BEGIN INPUT DATA

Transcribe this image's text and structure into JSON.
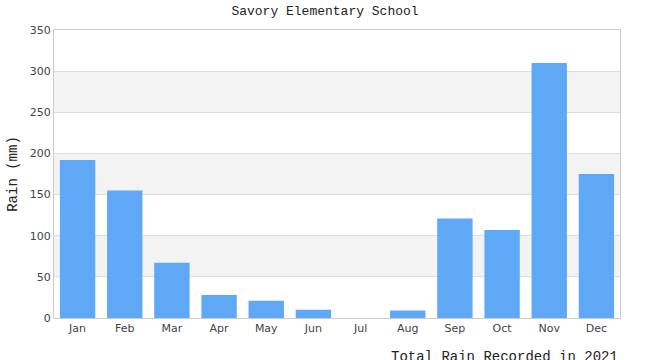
{
  "chart_data": {
    "type": "bar",
    "title": "Savory Elementary School",
    "x_label": "Total Rain Recorded in 2021",
    "y_label": "Rain (mm)",
    "categories": [
      "Jan",
      "Feb",
      "Mar",
      "Apr",
      "May",
      "Jun",
      "Jul",
      "Aug",
      "Sep",
      "Oct",
      "Nov",
      "Dec"
    ],
    "values": [
      192,
      155,
      67,
      28,
      21,
      10,
      0,
      9,
      121,
      107,
      310,
      175
    ],
    "color": "#5fa8f5",
    "ylim": [
      0,
      350
    ],
    "yticks": [
      0,
      50,
      100,
      150,
      200,
      250,
      300,
      350
    ],
    "grid": true
  }
}
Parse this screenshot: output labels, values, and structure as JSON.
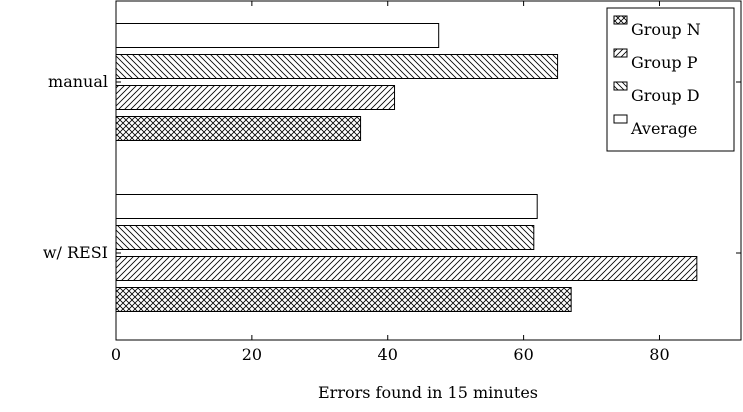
{
  "chart_data": {
    "type": "bar",
    "orientation": "horizontal",
    "categories": [
      "manual",
      "w/ RESI"
    ],
    "series": [
      {
        "name": "Group N",
        "values": [
          36,
          67
        ],
        "pattern": "crosshatch"
      },
      {
        "name": "Group P",
        "values": [
          41,
          85.5
        ],
        "pattern": "north-east-lines"
      },
      {
        "name": "Group D",
        "values": [
          65,
          61.5
        ],
        "pattern": "north-west-lines"
      },
      {
        "name": "Average",
        "values": [
          47.5,
          62
        ],
        "pattern": "none"
      }
    ],
    "xlabel": "Errors found in 15 minutes",
    "ylabel": "",
    "xlim": [
      0,
      92
    ],
    "xticks": [
      0,
      20,
      40,
      60,
      80
    ],
    "grid": false,
    "legend_position": "top-right"
  }
}
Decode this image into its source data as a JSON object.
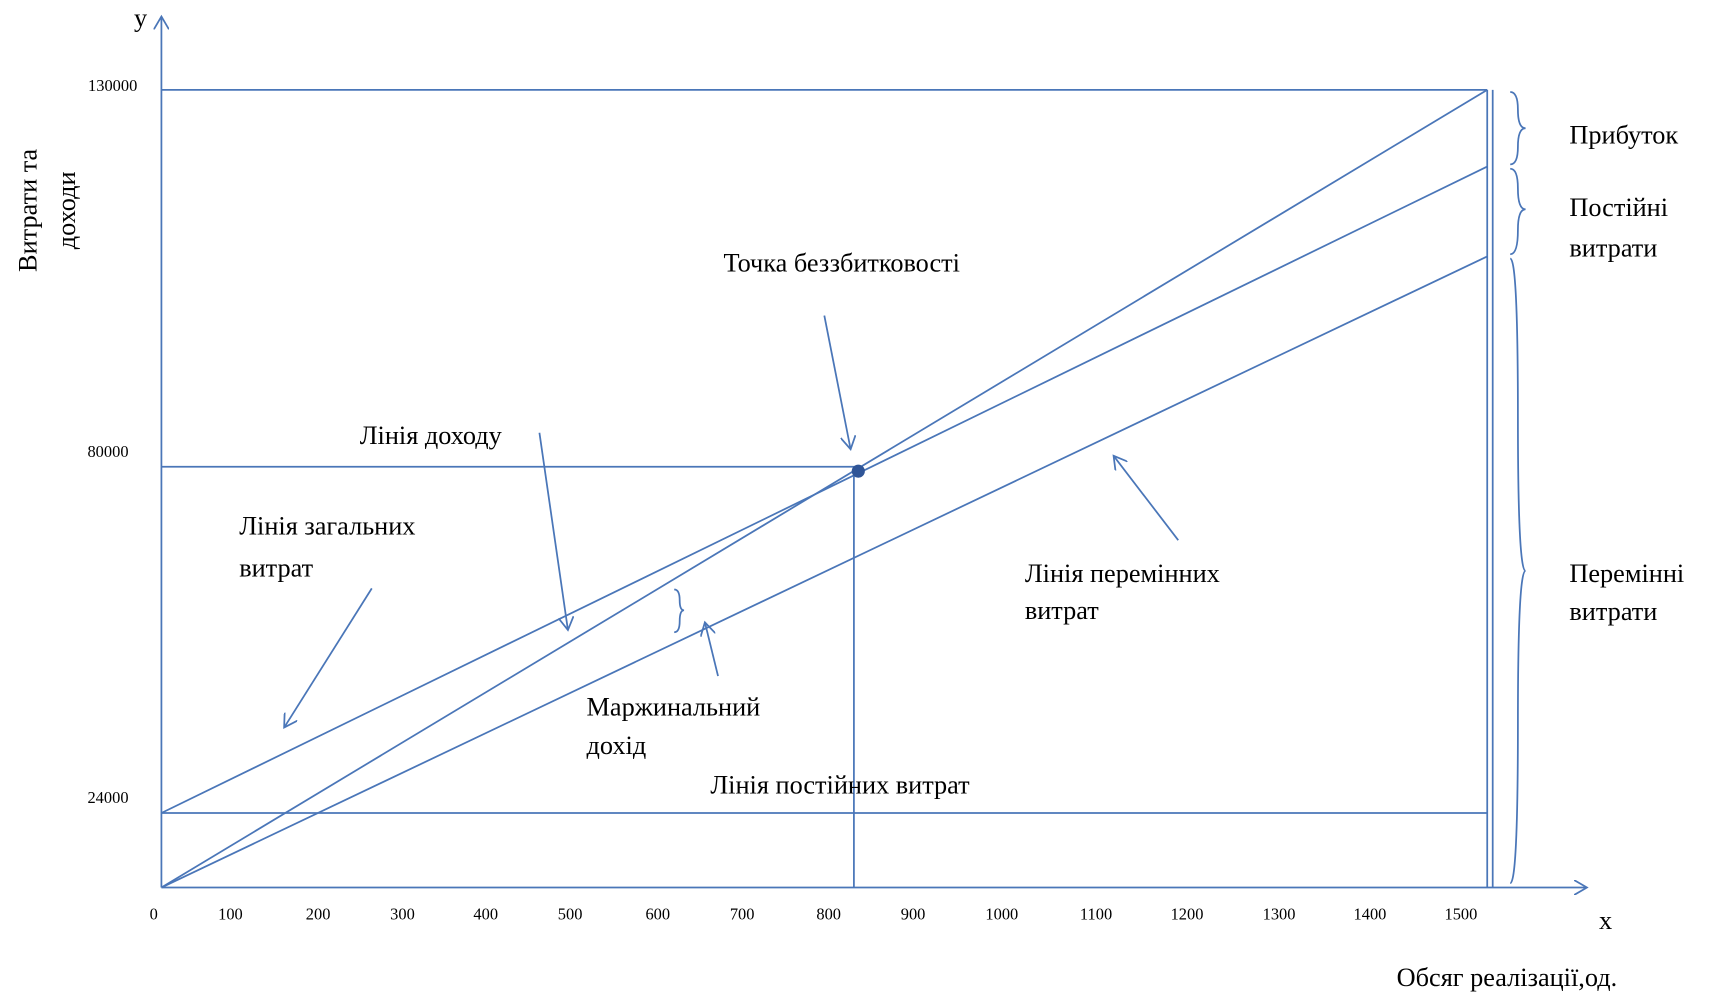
{
  "axes": {
    "y_letter": "y",
    "x_letter": "x",
    "y_title": [
      "Витрати та",
      "доходи"
    ],
    "x_title": "Обсяг реалізації,од.",
    "y_ticks": [
      "130000",
      "80000",
      "24000"
    ],
    "x_ticks": [
      "0",
      "100",
      "200",
      "300",
      "400",
      "500",
      "600",
      "700",
      "800",
      "900",
      "1000",
      "1100",
      "1200",
      "1300",
      "1400",
      "1500"
    ]
  },
  "labels": {
    "break_even": "Точка беззбитковості",
    "revenue_line": "Лінія доходу",
    "total_costs_line": [
      "Лінія загальних",
      "витрат"
    ],
    "variable_costs_line": [
      "Лінія перемінних",
      "витрат"
    ],
    "marginal_income": [
      "Маржинальний",
      "дохід"
    ],
    "fixed_costs_line": "Лінія постійних витрат"
  },
  "braces": {
    "profit": "Прибуток",
    "fixed_costs": [
      "Постійні",
      "витрати"
    ],
    "variable_costs": [
      "Перемінні",
      "витрати"
    ]
  }
}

END INPUT DATA

**EXERCISE TASK:** Where does the word "this" appear in the listing? List each line that holds it.

**TASK ANSWER:**
Transcribe this image's text and structure into JSON.
Parse this screenshot: output labels, values, and structure as JSON.
Decode this image into its source data as a JSON object.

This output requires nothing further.